__OBJECTIVE__. Write out each entry again. Keep every word exactly as it is.

__DATA LINES__.
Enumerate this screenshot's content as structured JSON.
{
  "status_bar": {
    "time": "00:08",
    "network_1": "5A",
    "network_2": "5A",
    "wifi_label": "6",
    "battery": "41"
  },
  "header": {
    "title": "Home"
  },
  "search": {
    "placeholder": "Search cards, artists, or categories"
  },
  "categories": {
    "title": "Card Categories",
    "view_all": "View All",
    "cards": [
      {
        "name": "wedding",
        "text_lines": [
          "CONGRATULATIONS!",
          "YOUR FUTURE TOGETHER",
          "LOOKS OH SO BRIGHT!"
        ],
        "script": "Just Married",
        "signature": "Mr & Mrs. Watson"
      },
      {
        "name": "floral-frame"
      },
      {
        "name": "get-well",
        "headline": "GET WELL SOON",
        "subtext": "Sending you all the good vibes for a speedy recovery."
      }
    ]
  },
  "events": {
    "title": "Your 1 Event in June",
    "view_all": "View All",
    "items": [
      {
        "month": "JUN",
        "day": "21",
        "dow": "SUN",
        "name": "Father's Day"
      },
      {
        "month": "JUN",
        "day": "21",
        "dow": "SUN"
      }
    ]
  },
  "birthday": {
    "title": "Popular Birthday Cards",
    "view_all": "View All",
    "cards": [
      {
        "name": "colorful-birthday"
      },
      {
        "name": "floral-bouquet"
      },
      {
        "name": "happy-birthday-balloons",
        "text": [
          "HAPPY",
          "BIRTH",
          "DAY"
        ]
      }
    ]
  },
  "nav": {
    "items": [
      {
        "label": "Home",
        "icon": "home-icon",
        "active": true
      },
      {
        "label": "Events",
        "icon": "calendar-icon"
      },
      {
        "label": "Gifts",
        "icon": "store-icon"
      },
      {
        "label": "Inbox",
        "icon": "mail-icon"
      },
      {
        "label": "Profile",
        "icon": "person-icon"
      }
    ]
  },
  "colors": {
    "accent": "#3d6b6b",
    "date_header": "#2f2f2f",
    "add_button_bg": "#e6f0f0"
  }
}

__ANSWER FOR THIS EXERCISE__.
Enumerate this screenshot's content as structured JSON.
{
  "status_bar": {
    "time": "00:08",
    "network_1": "5A",
    "network_2": "5A",
    "wifi_label": "6",
    "battery": "41"
  },
  "header": {
    "title": "Home"
  },
  "search": {
    "placeholder": "Search cards, artists, or categories"
  },
  "categories": {
    "title": "Card Categories",
    "view_all": "View All",
    "cards": [
      {
        "name": "wedding",
        "text_lines": [
          "CONGRATULATIONS!",
          "YOUR FUTURE TOGETHER",
          "LOOKS OH SO BRIGHT!"
        ],
        "script": "Just Married",
        "signature": "Mr & Mrs. Watson"
      },
      {
        "name": "floral-frame"
      },
      {
        "name": "get-well",
        "headline": "GET WELL SOON",
        "subtext": "Sending you all the good vibes for a speedy recovery."
      }
    ]
  },
  "events": {
    "title": "Your 1 Event in June",
    "view_all": "View All",
    "items": [
      {
        "month": "JUN",
        "day": "21",
        "dow": "SUN",
        "name": "Father's Day"
      },
      {
        "month": "JUN",
        "day": "21",
        "dow": "SUN"
      }
    ]
  },
  "birthday": {
    "title": "Popular Birthday Cards",
    "view_all": "View All",
    "cards": [
      {
        "name": "colorful-birthday"
      },
      {
        "name": "floral-bouquet"
      },
      {
        "name": "happy-birthday-balloons",
        "text": [
          "HAPPY",
          "BIRTH",
          "DAY"
        ]
      }
    ]
  },
  "nav": {
    "items": [
      {
        "label": "Home",
        "icon": "home-icon",
        "active": true
      },
      {
        "label": "Events",
        "icon": "calendar-icon"
      },
      {
        "label": "Gifts",
        "icon": "store-icon"
      },
      {
        "label": "Inbox",
        "icon": "mail-icon"
      },
      {
        "label": "Profile",
        "icon": "person-icon"
      }
    ]
  },
  "colors": {
    "accent": "#3d6b6b",
    "date_header": "#2f2f2f",
    "add_button_bg": "#e6f0f0"
  }
}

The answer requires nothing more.